Spark Administration in Kubernetes

In Fusion 5.0, Spark operates in native Kubernetes mode instead of standalone mode (like in Fusion 4.x). The sections below describe Spark operations in Fusion 5.0.

Cluster Mode

Fusion 5.0 ships with Spark 2.4.3 and operates in "cluster" mode on top of Kubernetes. In cluster mode, each Spark driver runs in a separate pod and hence resources can be managed per job. Each executor also runs in its own pod.

Spark config defaults

The table below shows the default configurations for Spark. These settings are configured in the job-launcher config map, accessible using kubectl get configmaps <release-name>-job-launcher. Some of these settings are also configurable via Helm.

Table 1. Spark Resource Configurations
Spark Configuration Default value Helm Variable

spark.driver.memory

3g

spark.executor.instances

2

executorInstances

spark.executor.memory

3g

spark.executor.cores

6

spark.kubernetes.executor.request.cores

3

Table 2. Spark Kubernetes Configurations
Spark Configuration Default value Helm Variable

spark.kubernetes.container.image.pullPolicy

Always

image.imagePullPolicy

spark.kubernetes.container.image.pullSecrets

[artifactory]

image.imagePullSecrets

spark.kubernetes.authenticate.driver.serviceAccountName

<name>-job-launcher-spark

spark.kubernetes.driver.container.image

fusion-dev-docker.ci-artifactory.lucidworks.com

image.repository

spark.kubernetes.executor.container.image

fusion-dev-docker.ci-artifactory.lucidworks.com

image.repository

Spark Job Resource Allocation

Number of Instances and Cores Allocated

In order to set the number of cores allocated for a job, add the following parameter keys and values in the Spark Settings field within the "advanced" job properties in the Fusion UI or the sparkConfig object if defining a job via the Fusion API. If spark.kubernetes.executor.request.cores is not set (default config), then Spark will set the number of CPUs for the executor pod to be the same number as spark.executor.cores. In that case, if spark.executor.cores is 3, then Spark will allocate 3 CPUs for the executor pod and will run 3 tasks in parallel. To under-allocate the CPU for the executor pod and still run multiple tasks in parallel, set spark.kubernetes.executor.request.cores to a lower value than spark.executor.cores. The ratio for spark.kubernetes.executor.request.cores to spark.executor.cores depends on the type of job: either CPU-bound or I/O-bound. Allocate more memory to the executor if more tasks are running in parallel on a single executor pod.

Parameter Key Parameter Example Value

spark.executor.instances

3

spark.kubernetes.executor.request.cores

3

spark.executor.cores

6

spark.driver.cores

1

If these settings are left unspecified, then the job launches with a driver using one core and 3GB of memory plus two executors, each using one core with 1GB of memory.

Memory Allocation

The amount of memory allocated to the driver and executors is controlled on a per-job basis using the spark.executor.memory and spark.driver.memory parameters in the Spark Settings section of the job definition in the Fusion UI or within the sparkConfig object in the JSON definition of the job.

Parameter Key Parameter Example Value

spark.executor.memory

6g

spark.driver.memory

2g

## [Aim 1]
Print the passage of the Spark administration page that begins at the words "Memory Allocation" and stops after the words "of the job.".

## [Provided records]
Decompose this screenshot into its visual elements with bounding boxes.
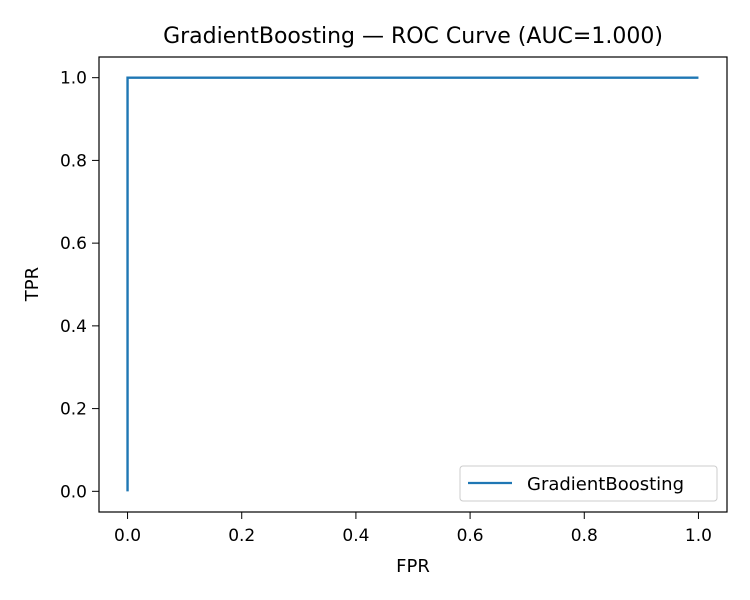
chart-title: GradientBoosting — ROC Curve (AUC=1.000) (163, 24, 663, 49)
plot-layer (126, 76, 699, 492)
plot-frame (98, 56, 728, 513)
x-tick-label: 0.8 (571, 526, 598, 546)
legend-box (459, 465, 718, 502)
legend: GradientBoosting (459, 465, 718, 502)
y-axis-label: TPR (22, 267, 43, 302)
legend-label-gradientboosting: GradientBoosting (527, 474, 684, 495)
y-tick-label: 1.0 (60, 69, 87, 89)
y-tick-label: 0.2 (60, 400, 87, 420)
x-tick-label: 0.4 (342, 526, 369, 546)
ticks-layer: 0.0 0.2 0.4 0.6 0.8 1.0 0.0 0.2 0.4 0.6 0.8 1.0 (60, 69, 712, 546)
x-tick-label: 1.0 (685, 526, 712, 546)
y-tick-label: 0.8 (60, 151, 87, 171)
x-tick-label: 0.2 (228, 526, 255, 546)
x-tick-label: 0.6 (457, 526, 484, 546)
x-tick-label: 0.0 (114, 526, 141, 546)
y-tick-label: 0.0 (60, 482, 87, 502)
y-tick-label: 0.4 (60, 317, 87, 337)
x-axis-label: FPR (396, 556, 430, 577)
roc-series-line-gradientboosting (126, 76, 699, 492)
y-tick-label: 0.6 (60, 234, 87, 254)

## [Aim 2]
Count the lines in the rows that contain the string "layer", and give only the number.

## [Full solution 1]
Memory Allocation

The amount of memory allocated to the driver and executors is controlled on a per-job basis using the spark.executor.memory and spark.driver.memory parameters in the Spark Settings section of the job definition in the Fusion UI or within the sparkConfig object in the JSON definition of the job.

## [Full solution 2]
2